From the entries below, gather every line containing the string "screenshot".
-------- Record set --------
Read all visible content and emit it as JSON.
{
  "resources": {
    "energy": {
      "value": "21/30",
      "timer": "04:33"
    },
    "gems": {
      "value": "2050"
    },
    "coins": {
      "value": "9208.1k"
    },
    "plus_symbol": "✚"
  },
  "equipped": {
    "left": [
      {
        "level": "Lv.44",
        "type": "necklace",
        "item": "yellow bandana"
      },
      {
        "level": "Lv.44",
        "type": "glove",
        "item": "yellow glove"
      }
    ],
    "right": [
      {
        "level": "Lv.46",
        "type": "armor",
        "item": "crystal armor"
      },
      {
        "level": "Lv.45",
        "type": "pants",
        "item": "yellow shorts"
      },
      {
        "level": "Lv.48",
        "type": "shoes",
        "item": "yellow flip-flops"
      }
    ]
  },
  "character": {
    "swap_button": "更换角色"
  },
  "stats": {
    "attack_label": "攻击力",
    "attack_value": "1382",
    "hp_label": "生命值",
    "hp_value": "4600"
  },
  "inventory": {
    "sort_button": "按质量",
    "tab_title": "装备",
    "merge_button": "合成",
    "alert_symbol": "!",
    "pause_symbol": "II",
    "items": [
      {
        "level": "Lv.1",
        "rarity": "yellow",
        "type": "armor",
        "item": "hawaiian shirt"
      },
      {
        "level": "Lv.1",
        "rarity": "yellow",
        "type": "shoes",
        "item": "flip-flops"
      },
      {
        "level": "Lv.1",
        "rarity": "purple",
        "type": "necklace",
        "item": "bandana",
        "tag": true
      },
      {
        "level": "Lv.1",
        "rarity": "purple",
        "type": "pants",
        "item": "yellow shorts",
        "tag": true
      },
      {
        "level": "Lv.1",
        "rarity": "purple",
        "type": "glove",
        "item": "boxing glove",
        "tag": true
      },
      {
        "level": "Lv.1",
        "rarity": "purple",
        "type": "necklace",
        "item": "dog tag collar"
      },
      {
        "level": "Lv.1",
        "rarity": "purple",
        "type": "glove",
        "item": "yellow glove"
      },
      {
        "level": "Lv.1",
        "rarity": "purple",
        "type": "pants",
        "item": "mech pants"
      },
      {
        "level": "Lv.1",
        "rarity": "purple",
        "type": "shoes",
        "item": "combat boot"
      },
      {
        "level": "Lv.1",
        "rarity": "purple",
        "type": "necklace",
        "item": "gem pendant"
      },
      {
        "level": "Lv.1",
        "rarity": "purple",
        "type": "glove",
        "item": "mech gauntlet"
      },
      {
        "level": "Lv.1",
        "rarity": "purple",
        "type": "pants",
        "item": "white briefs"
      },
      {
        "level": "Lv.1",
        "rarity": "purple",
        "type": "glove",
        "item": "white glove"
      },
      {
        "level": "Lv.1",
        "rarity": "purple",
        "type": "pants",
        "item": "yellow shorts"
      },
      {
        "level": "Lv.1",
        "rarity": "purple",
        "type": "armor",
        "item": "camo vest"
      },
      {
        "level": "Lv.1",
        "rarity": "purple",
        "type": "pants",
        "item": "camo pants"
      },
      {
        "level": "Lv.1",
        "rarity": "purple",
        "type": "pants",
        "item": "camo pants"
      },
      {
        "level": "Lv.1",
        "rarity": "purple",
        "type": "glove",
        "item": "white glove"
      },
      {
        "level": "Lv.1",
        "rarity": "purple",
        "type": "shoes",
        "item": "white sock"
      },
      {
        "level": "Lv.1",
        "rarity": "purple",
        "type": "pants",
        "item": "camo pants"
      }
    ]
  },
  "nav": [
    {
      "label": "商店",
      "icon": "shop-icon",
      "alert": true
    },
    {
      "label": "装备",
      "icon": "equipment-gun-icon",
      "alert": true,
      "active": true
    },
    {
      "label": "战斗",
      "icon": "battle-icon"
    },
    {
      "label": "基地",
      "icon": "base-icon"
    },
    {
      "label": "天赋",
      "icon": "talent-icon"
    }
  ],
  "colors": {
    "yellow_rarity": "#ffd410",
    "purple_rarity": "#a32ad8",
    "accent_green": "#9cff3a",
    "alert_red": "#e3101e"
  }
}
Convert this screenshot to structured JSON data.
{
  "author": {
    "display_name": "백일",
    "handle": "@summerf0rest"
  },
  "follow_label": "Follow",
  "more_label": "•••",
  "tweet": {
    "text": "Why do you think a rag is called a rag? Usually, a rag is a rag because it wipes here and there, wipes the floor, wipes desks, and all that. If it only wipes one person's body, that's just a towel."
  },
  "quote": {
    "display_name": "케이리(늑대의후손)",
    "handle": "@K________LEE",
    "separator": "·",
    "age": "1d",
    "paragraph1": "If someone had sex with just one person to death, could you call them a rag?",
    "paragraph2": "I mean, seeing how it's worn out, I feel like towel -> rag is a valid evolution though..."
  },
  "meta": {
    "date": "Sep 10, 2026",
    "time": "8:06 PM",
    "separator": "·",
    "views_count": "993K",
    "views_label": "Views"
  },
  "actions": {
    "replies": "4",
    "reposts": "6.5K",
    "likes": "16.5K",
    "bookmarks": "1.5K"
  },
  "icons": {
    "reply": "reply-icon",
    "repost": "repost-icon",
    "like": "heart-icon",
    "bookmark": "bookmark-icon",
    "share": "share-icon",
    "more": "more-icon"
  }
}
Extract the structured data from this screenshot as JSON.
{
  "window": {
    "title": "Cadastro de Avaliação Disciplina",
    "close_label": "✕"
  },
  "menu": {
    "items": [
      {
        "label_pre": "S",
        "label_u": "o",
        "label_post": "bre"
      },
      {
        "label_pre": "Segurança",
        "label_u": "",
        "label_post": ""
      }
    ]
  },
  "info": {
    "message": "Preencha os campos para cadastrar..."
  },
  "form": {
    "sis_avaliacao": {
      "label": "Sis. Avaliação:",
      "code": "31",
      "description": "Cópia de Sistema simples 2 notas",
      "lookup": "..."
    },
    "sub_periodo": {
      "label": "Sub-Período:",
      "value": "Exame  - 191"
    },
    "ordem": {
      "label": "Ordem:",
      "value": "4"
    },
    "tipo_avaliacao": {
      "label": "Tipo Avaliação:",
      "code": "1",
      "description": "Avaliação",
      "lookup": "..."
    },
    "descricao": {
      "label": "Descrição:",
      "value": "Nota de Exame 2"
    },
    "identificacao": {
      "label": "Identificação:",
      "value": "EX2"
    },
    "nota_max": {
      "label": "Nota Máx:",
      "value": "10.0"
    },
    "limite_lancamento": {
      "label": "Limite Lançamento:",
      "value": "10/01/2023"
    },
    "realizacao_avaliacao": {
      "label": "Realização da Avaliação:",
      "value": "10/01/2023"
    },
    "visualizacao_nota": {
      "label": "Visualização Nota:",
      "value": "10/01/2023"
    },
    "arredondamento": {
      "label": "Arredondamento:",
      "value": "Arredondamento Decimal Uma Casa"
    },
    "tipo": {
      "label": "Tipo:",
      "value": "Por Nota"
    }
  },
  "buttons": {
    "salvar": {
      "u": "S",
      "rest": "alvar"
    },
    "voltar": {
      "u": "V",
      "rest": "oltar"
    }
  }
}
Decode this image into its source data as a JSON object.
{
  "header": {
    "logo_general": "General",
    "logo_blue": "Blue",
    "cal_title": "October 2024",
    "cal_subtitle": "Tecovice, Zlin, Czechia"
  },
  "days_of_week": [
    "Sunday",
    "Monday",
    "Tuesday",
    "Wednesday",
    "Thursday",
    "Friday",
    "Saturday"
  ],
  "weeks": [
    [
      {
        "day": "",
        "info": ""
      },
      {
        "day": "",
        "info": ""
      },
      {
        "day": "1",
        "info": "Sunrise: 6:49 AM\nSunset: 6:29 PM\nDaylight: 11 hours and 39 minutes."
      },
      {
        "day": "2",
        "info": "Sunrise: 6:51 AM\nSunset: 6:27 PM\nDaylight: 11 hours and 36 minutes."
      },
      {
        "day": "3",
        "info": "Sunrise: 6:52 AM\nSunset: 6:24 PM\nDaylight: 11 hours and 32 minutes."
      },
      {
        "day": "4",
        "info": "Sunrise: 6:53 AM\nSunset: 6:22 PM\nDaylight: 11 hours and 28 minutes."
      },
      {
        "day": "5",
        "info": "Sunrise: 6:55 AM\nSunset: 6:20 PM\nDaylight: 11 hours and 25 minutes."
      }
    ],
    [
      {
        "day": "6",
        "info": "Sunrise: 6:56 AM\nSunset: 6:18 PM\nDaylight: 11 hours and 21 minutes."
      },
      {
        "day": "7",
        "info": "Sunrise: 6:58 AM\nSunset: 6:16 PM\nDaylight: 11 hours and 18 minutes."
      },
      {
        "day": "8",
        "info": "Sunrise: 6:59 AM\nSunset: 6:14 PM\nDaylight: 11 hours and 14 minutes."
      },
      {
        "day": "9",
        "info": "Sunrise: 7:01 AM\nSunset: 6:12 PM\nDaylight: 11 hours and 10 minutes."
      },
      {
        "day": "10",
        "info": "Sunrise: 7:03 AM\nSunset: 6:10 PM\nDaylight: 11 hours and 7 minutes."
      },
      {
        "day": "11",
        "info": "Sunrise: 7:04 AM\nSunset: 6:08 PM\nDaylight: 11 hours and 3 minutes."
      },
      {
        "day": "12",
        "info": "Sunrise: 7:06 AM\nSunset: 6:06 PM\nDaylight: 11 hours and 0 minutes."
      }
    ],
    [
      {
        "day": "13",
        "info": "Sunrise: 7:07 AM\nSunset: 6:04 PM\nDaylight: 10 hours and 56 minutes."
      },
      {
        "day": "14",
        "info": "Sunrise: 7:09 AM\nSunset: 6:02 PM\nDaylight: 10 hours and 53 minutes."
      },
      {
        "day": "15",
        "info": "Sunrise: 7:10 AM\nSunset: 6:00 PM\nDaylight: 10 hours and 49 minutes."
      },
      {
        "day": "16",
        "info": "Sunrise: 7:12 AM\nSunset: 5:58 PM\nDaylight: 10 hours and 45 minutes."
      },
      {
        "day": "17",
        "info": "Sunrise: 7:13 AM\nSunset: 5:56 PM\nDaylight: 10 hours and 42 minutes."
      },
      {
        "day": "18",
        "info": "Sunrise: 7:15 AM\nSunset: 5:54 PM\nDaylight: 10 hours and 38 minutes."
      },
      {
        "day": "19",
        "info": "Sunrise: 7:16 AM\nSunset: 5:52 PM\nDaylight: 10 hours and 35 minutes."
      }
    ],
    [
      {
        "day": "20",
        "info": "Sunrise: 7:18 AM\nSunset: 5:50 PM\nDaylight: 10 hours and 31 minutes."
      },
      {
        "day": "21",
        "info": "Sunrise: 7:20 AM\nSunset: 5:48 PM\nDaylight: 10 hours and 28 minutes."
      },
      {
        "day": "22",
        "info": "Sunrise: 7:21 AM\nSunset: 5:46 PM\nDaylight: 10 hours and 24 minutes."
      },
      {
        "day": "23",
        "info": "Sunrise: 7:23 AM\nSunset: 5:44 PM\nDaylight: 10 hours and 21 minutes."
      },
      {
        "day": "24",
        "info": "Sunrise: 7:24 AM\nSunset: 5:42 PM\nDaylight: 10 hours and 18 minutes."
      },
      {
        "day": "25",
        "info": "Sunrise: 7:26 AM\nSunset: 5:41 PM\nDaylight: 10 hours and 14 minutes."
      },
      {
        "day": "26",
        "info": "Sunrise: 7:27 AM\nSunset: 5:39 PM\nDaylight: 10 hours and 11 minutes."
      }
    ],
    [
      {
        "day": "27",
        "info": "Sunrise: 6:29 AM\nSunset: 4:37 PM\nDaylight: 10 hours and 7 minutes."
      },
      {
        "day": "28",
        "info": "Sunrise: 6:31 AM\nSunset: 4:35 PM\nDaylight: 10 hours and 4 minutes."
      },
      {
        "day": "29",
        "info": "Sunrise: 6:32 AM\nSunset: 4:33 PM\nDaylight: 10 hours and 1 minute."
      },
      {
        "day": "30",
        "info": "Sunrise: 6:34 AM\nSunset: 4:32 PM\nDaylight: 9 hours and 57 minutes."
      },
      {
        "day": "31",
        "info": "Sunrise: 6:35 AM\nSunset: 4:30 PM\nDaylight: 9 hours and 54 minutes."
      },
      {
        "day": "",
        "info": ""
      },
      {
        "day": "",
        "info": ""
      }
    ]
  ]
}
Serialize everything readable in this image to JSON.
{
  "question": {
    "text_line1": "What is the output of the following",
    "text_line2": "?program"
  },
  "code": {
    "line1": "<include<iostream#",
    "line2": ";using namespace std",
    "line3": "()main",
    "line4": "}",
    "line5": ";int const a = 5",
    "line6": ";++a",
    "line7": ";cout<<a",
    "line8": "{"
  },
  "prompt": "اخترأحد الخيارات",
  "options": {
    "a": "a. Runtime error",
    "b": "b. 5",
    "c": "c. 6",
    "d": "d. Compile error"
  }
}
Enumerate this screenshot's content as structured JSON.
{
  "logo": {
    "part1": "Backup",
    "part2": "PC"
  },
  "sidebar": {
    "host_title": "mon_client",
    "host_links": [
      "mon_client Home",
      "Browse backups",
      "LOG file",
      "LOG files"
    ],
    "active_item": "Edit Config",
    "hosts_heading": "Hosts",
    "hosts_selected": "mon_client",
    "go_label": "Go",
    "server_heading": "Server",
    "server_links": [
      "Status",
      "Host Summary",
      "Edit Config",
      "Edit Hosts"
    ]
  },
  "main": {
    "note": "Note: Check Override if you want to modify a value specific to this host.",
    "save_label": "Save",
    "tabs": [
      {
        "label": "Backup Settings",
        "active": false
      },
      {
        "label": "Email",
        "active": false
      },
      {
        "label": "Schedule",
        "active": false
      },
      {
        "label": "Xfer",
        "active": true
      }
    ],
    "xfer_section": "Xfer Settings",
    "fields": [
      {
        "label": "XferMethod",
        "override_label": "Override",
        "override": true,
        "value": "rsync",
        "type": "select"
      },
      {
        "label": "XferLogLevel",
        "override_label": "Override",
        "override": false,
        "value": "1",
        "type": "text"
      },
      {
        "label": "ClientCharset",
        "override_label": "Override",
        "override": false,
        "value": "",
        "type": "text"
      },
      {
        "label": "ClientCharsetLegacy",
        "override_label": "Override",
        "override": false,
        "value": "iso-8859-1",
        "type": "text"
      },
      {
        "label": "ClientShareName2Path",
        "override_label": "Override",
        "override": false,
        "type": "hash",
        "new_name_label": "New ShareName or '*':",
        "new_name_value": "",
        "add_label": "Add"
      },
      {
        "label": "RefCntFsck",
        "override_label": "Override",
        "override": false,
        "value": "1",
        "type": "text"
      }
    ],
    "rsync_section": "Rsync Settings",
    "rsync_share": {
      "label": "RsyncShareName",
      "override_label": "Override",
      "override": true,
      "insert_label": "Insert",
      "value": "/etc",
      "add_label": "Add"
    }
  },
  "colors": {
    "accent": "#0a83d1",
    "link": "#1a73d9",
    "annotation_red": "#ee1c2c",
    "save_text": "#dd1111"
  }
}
--------
Response to this task:
Convert this screenshot to structured JSON data.
Extract the structured data from this screenshot as JSON.
Enumerate this screenshot's content as structured JSON.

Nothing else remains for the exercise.